**PROBLEM REQUIREMENTS**:
Bring together all lines of the material below that contain the string "JSON".

**EXERCISE MATERIALS**:
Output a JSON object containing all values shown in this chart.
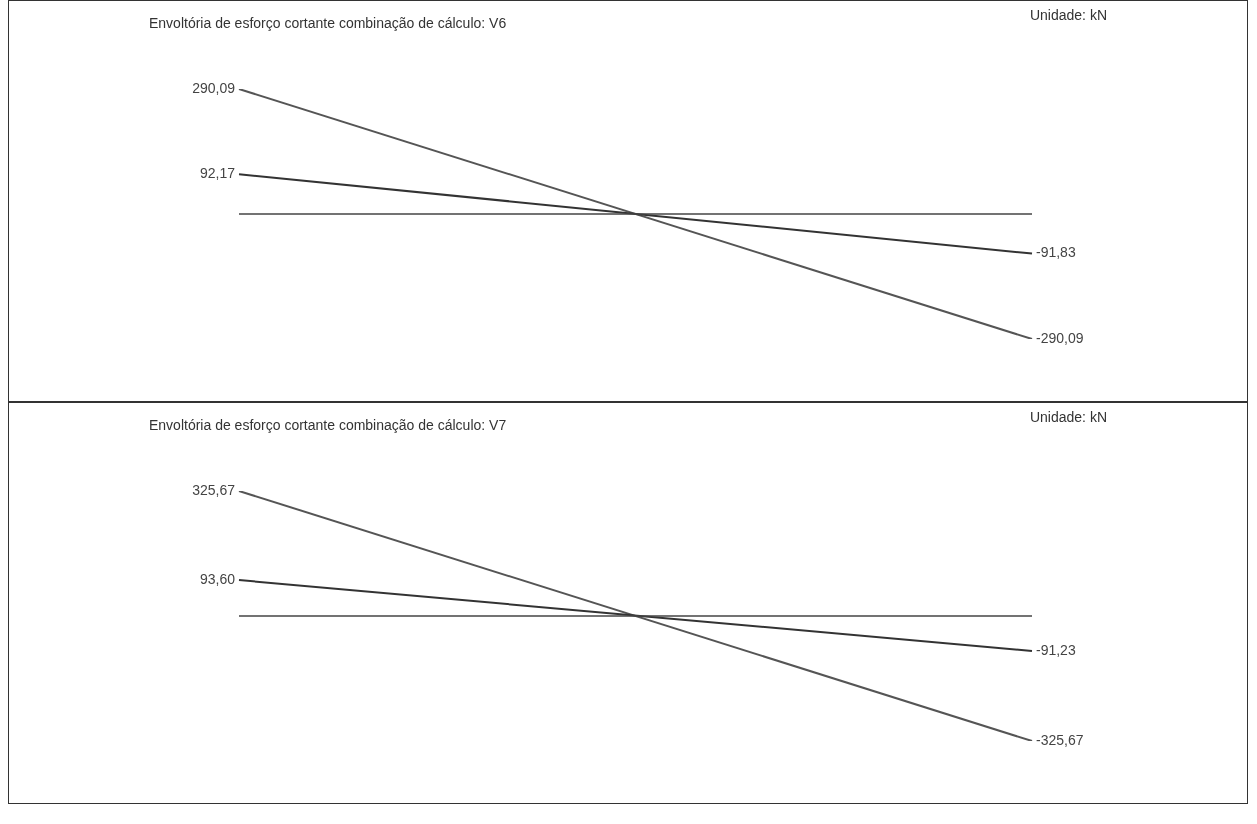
{
  "chart_data": [
    {
      "type": "line",
      "title": "Envoltória de esforço cortante combinação de cálculo: V6",
      "annotations": [
        "Unidade: kN"
      ],
      "categories": [
        null,
        null
      ],
      "tick_labels": false,
      "legend": false,
      "ref_lines": [
        {
          "axis": "y",
          "value": 0,
          "color": "#444444"
        }
      ],
      "series": [
        {
          "color": "#555555",
          "values": [
            290.09,
            -290.09
          ],
          "value_labels": [
            "290,09",
            "-290,09"
          ]
        },
        {
          "color": "#333333",
          "values": [
            92.17,
            -91.83
          ],
          "value_labels": [
            "92,17",
            "-91,83"
          ]
        }
      ]
    },
    {
      "type": "line",
      "title": "Envoltória de esforço cortante combinação de cálculo: V7",
      "annotations": [
        "Unidade: kN"
      ],
      "categories": [
        null,
        null
      ],
      "tick_labels": false,
      "legend": false,
      "ref_lines": [
        {
          "axis": "y",
          "value": 0,
          "color": "#444444"
        }
      ],
      "series": [
        {
          "color": "#555555",
          "values": [
            325.67,
            -325.67
          ],
          "value_labels": [
            "325,67",
            "-325,67"
          ]
        },
        {
          "color": "#333333",
          "values": [
            93.6,
            -91.23
          ],
          "value_labels": [
            "93,60",
            "-91,23"
          ]
        }
      ]
    }
  ]
}
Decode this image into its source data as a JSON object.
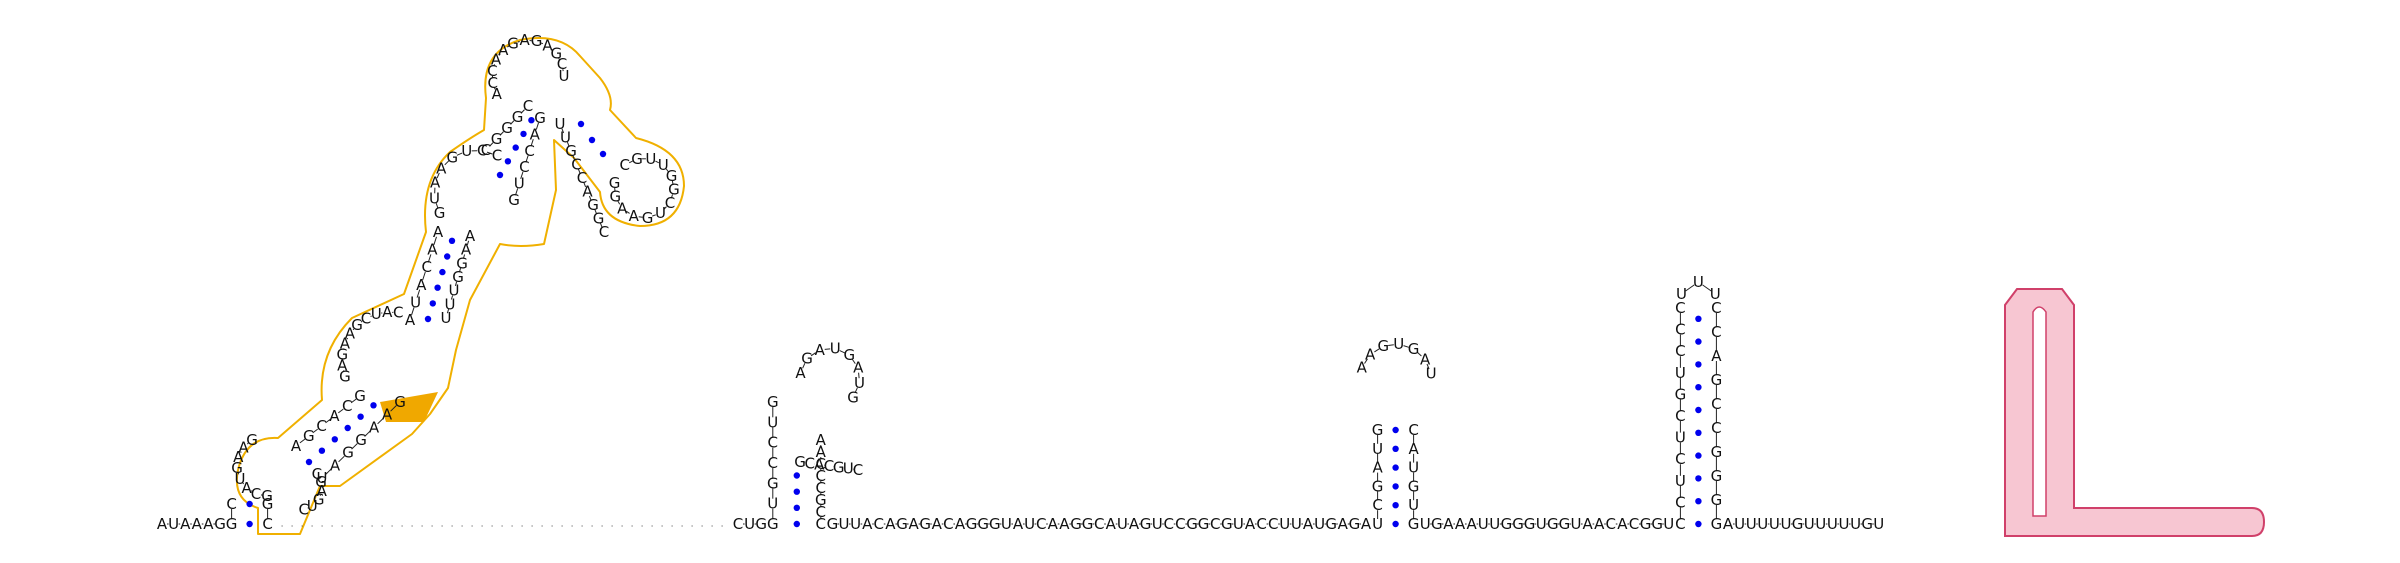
{
  "colors": {
    "pair_dot": "#0000ee",
    "gold_outline": "#f0b000",
    "gold_fill": "#f0a800",
    "pink_fill": "#f7c6d2",
    "pink_outline": "#d0406a"
  },
  "segments": {
    "lead": [
      "A",
      "U",
      "A",
      "A",
      "A",
      "G"
    ],
    "h1_hairpin_5": [
      "G",
      "C",
      "A",
      "U",
      "G",
      "A",
      "A",
      "G"
    ],
    "h1_hairpin_3": [
      "C",
      "G",
      "A",
      "G",
      "U",
      "C"
    ],
    "h1_stem_5": [
      "A",
      "G",
      "C",
      "A",
      "C",
      "G"
    ],
    "h1_stem_3": [
      "U",
      "A",
      "G",
      "G",
      "A",
      "A",
      "G"
    ],
    "h1_loop_left": [
      "G",
      "A",
      "G",
      "A",
      "A",
      "G",
      "C",
      "U",
      "A",
      "C"
    ],
    "h1_stem2_5": [
      "A",
      "U",
      "A",
      "C",
      "A",
      "A"
    ],
    "h1_stem2_3": [
      "U",
      "U",
      "U",
      "G",
      "G",
      "A",
      "A"
    ],
    "h1_loop2": [
      "G",
      "U",
      "A",
      "A",
      "G",
      "U",
      "C",
      "C"
    ],
    "h1_stem3_5": [
      "C",
      "G",
      "G",
      "G",
      "C"
    ],
    "h1_stem3_3": [
      "G",
      "U",
      "C",
      "C",
      "A",
      "G"
    ],
    "h1_top": [
      "A",
      "C",
      "C",
      "A",
      "A",
      "G",
      "A",
      "G",
      "A",
      "G",
      "C",
      "U"
    ],
    "h1_right_hairpin": [
      "C",
      "G",
      "U",
      "U",
      "G",
      "G",
      "C",
      "U",
      "G",
      "A",
      "A",
      "G",
      "G"
    ],
    "h1_inner_right": [
      "U",
      "U",
      "G",
      "C",
      "C",
      "A",
      "G",
      "G",
      "C"
    ],
    "gap_dots": 34,
    "h2_left_base": [
      "C",
      "U",
      "G"
    ],
    "h2_stem_5": [
      "G",
      "U",
      "G",
      "C",
      "C",
      "U",
      "G"
    ],
    "h2_stem_3": [
      "C",
      "C",
      "G",
      "C",
      "C",
      "C",
      "A",
      "A"
    ],
    "h2_loop": [
      "A",
      "G",
      "A",
      "U",
      "G",
      "A",
      "U",
      "G"
    ],
    "h2_inner": [
      "G",
      "C",
      "A",
      "C",
      "G",
      "U",
      "C"
    ],
    "mid": [
      "G",
      "U",
      "U",
      "A",
      "C",
      "A",
      "G",
      "A",
      "G",
      "A",
      "C",
      "A",
      "G",
      "G",
      "G",
      "U",
      "A",
      "U",
      "C",
      "A",
      "A",
      "G",
      "G",
      "C",
      "A",
      "U",
      "A",
      "G",
      "U",
      "C",
      "C",
      "G",
      "G",
      "C",
      "G",
      "U",
      "A",
      "C",
      "C",
      "U",
      "U",
      "A",
      "U",
      "G",
      "A",
      "G",
      "A"
    ],
    "h3_stem_5": [
      "U",
      "C",
      "G",
      "A",
      "U",
      "G"
    ],
    "h3_loop": [
      "A",
      "A",
      "G",
      "U",
      "G",
      "A",
      "U"
    ],
    "h3_stem_3": [
      "C",
      "A",
      "U",
      "G",
      "U",
      "G"
    ],
    "mid2": [
      "U",
      "G",
      "A",
      "A",
      "A",
      "U",
      "U",
      "G",
      "G",
      "G",
      "U",
      "G",
      "G",
      "U",
      "A",
      "A",
      "C",
      "A",
      "C",
      "G",
      "G",
      "U"
    ],
    "h4_stem_5": [
      "C",
      "C",
      "U",
      "C",
      "U",
      "C",
      "G",
      "U",
      "C",
      "C",
      "C"
    ],
    "h4_loop": [
      "U",
      "U",
      "U"
    ],
    "h4_stem_3": [
      "C",
      "C",
      "A",
      "G",
      "C",
      "C",
      "G",
      "G",
      "G",
      "G"
    ],
    "tail": [
      "A",
      "U",
      "U",
      "U",
      "U",
      "U",
      "G",
      "U",
      "U",
      "U",
      "U",
      "U",
      "G",
      "U"
    ]
  }
}
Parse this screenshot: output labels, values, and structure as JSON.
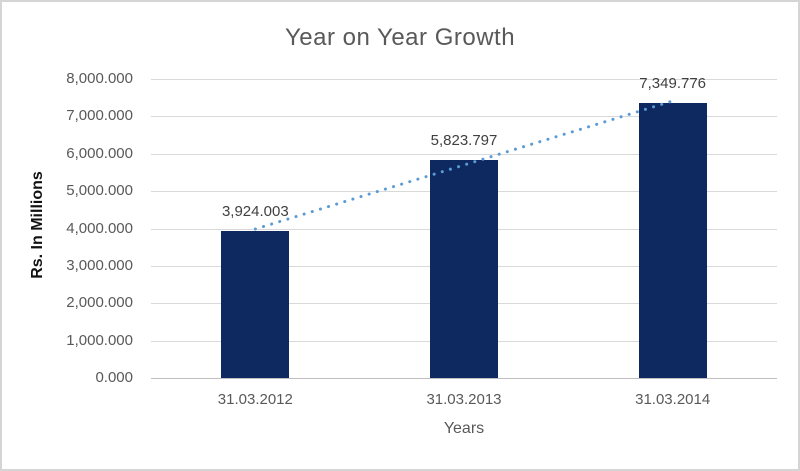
{
  "chart_data": {
    "type": "bar",
    "title": "Year on Year Growth",
    "xlabel": "Years",
    "ylabel": "Rs. In Millions",
    "categories": [
      "31.03.2012",
      "31.03.2013",
      "31.03.2014"
    ],
    "values": [
      3924.003,
      5823.797,
      7349.776
    ],
    "value_labels": [
      "3,924.003",
      "5,823.797",
      "7,349.776"
    ],
    "ylim": [
      0,
      8000
    ],
    "ytick_step": 1000,
    "ytick_labels": [
      "0.000",
      "1,000.000",
      "2,000.000",
      "3,000.000",
      "4,000.000",
      "5,000.000",
      "6,000.000",
      "7,000.000",
      "8,000.000"
    ],
    "grid": true,
    "legend": "none",
    "trendline": {
      "type": "linear",
      "style": "dotted"
    },
    "colors": {
      "bar": "#0e2960",
      "trendline": "#5b9bd5",
      "gridline": "#d9d9d9",
      "axis_line": "#bfbfbf",
      "title_text": "#595959",
      "tick_text": "#595959",
      "data_label_text": "#404040",
      "axis_title_text": "#111111",
      "frame_border": "#d5d5d5",
      "background": "#ffffff"
    }
  }
}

**WORKED ANSWER**:
Output a JSON object containing all values shown in this chart.
Decode this image into its source data as a JSON object.
Parse this screenshot: output labels, values, and structure as JSON.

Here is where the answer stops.